> Work to do
Write out the whole of the material exactly.

____________________

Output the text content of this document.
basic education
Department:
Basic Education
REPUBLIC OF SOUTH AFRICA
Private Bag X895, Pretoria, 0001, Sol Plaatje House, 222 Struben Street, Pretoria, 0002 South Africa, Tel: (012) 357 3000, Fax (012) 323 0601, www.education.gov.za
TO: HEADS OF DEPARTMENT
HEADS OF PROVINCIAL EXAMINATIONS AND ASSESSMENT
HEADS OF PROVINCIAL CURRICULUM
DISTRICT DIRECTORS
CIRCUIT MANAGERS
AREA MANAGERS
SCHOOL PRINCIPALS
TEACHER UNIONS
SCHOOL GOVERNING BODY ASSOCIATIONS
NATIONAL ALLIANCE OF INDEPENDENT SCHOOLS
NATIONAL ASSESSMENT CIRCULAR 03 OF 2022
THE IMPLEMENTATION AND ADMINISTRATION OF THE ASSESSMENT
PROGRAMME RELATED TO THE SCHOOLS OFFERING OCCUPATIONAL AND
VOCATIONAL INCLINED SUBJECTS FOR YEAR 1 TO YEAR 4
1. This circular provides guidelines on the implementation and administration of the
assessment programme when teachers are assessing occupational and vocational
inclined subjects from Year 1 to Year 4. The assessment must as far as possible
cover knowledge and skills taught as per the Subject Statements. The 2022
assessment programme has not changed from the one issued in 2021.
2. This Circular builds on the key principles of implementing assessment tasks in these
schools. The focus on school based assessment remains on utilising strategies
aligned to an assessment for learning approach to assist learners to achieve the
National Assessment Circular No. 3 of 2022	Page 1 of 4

____________________

> Solution for this exercise
Output the text content of this document.
basic education
Department:
Basic Education
REPUBLIC OF SOUTH AFRICA
Private Bag X895, Pretoria, 0001, Sol Plaatje House, 222 Struben Street, Pretoria, 0002 South Africa, Tel: (012) 357 3000, Fax (012) 323 0601, www.education.gov.za
TO: HEADS OF DEPARTMENT
HEADS OF PROVINCIAL EXAMINATIONS AND ASSESSMENT
HEADS OF PROVINCIAL CURRICULUM
DISTRICT DIRECTORS
CIRCUIT MANAGERS
AREA MANAGERS
SCHOOL PRINCIPALS
TEACHER UNIONS
SCHOOL GOVERNING BODY ASSOCIATIONS
NATIONAL ALLIANCE OF INDEPENDENT SCHOOLS
NATIONAL ASSESSMENT CIRCULAR 03 OF 2022
THE IMPLEMENTATION AND ADMINISTRATION OF THE ASSESSMENT
PROGRAMME RELATED TO THE SCHOOLS OFFERING OCCUPATIONAL AND
VOCATIONAL INCLINED SUBJECTS FOR YEAR 1 TO YEAR 4
1. This circular provides guidelines on the implementation and administration of the
assessment programme when teachers are assessing occupational and vocational
inclined subjects from Year 1 to Year 4. The assessment must as far as possible
cover knowledge and skills taught as per the Subject Statements. The 2022
assessment programme has not changed from the one issued in 2021.
2. This Circular builds on the key principles of implementing assessment tasks in these
schools. The focus on school based assessment remains on utilising strategies
aligned to an assessment for learning approach to assist learners to achieve the
National Assessment Circular No. 3 of 2022	Page 1 of 4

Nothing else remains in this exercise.